_Dataset records:_
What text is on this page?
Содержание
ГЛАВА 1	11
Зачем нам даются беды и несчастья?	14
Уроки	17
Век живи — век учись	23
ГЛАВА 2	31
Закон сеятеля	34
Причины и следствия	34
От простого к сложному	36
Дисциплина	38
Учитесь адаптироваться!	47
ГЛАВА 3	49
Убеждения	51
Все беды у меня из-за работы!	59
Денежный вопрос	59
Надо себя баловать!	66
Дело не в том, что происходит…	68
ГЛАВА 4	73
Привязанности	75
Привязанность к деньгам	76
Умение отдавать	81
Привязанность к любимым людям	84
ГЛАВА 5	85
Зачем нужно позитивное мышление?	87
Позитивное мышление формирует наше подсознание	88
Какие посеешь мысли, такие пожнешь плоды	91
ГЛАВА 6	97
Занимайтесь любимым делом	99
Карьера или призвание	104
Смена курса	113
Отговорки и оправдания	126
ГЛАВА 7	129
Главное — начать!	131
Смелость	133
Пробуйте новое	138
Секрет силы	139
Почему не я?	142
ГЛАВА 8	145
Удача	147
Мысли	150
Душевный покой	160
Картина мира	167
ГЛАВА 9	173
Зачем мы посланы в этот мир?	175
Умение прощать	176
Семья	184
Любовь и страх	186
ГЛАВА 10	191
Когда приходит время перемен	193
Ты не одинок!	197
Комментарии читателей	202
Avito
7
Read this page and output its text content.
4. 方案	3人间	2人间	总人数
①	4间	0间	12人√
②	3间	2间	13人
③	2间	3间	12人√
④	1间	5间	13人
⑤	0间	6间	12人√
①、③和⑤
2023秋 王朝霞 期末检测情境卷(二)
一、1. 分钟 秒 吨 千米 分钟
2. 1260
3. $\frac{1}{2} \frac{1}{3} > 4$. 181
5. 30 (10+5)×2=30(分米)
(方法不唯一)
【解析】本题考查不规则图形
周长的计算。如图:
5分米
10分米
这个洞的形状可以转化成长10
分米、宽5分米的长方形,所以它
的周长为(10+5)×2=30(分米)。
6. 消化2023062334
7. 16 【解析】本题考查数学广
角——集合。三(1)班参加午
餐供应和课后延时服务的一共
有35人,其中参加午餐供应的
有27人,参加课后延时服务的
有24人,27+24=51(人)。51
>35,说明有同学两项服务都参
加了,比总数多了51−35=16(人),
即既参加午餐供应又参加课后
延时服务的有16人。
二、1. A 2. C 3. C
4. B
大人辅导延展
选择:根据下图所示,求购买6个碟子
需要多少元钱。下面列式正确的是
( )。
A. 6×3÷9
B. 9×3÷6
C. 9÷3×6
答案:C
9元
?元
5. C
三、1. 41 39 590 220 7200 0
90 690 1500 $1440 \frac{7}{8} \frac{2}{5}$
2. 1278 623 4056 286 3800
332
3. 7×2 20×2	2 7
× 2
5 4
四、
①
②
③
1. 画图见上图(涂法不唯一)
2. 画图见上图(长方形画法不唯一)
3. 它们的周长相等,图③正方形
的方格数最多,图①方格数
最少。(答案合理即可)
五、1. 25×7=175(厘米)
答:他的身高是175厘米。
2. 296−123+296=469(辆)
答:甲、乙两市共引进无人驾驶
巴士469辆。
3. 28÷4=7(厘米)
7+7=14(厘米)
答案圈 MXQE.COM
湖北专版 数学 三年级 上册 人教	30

_Written problem:_
In the material above, find each line that contains the word "беды", and select it.

_Finished task:_
Зачем нам даются беды и несчастья?	14
Все беды у меня из-за работы!	59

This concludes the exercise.